**** Data in this exercise
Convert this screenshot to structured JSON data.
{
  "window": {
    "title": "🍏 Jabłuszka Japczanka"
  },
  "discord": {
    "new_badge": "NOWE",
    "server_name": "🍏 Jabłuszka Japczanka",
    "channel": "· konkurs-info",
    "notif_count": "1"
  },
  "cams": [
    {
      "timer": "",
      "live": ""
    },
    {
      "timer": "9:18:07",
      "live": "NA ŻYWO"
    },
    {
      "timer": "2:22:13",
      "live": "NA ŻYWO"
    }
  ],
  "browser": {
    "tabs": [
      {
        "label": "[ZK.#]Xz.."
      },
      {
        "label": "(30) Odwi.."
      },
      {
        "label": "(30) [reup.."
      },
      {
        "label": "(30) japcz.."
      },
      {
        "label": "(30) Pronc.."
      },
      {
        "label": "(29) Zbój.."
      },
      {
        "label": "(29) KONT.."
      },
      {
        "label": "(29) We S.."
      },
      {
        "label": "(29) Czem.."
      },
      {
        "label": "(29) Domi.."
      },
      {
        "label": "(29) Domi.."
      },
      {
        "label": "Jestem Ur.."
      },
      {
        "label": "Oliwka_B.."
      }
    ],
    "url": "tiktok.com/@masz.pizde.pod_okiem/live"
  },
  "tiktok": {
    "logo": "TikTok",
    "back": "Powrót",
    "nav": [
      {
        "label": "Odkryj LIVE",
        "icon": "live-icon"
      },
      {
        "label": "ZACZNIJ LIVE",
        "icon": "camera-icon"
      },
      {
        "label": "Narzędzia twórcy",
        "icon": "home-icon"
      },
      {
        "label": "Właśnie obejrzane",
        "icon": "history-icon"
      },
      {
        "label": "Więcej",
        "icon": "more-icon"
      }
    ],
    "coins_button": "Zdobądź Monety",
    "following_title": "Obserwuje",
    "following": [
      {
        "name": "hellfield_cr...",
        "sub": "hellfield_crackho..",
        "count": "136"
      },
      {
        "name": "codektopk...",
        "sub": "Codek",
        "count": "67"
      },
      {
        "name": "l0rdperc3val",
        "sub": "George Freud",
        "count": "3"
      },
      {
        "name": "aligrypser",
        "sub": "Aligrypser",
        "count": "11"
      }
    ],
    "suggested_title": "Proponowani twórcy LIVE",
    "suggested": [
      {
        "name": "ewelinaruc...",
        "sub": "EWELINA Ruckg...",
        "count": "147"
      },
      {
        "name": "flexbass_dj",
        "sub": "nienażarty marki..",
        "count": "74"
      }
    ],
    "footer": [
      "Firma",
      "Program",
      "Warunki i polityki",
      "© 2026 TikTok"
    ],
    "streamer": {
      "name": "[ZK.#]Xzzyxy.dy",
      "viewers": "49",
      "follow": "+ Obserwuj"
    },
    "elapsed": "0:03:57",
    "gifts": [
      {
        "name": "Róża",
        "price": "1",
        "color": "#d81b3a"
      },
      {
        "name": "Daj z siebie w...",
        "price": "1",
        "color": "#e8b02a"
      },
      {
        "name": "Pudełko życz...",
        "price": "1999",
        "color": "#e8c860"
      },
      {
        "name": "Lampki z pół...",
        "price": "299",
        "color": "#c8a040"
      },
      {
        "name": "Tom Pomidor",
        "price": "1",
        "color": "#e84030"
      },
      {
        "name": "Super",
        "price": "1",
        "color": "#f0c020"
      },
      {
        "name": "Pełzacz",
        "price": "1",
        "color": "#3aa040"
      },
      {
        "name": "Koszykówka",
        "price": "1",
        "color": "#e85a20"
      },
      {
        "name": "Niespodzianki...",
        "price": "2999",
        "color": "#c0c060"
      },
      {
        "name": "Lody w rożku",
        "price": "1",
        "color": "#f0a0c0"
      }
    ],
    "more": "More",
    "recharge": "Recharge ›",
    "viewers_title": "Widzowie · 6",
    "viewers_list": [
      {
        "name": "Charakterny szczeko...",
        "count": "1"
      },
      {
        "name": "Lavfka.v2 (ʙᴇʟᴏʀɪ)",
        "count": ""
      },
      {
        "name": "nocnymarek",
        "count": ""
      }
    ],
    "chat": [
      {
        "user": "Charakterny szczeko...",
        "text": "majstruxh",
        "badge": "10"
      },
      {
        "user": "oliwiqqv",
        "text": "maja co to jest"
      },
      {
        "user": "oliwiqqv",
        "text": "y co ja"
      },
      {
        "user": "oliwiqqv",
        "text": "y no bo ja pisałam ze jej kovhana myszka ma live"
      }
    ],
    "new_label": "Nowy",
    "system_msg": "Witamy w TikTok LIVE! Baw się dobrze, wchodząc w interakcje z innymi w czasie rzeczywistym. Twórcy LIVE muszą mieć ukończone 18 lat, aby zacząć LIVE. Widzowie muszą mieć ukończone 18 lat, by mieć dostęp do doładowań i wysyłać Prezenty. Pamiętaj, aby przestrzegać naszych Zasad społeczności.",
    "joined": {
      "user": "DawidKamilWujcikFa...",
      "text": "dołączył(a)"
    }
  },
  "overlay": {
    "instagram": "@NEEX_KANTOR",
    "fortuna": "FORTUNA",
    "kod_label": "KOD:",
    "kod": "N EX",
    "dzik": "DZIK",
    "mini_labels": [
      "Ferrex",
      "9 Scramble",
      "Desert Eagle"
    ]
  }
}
********
| Required work |
For the material, find the number of lines holding the word "Jabłuszka" and give that figure and nothing more.

| Written reply |
2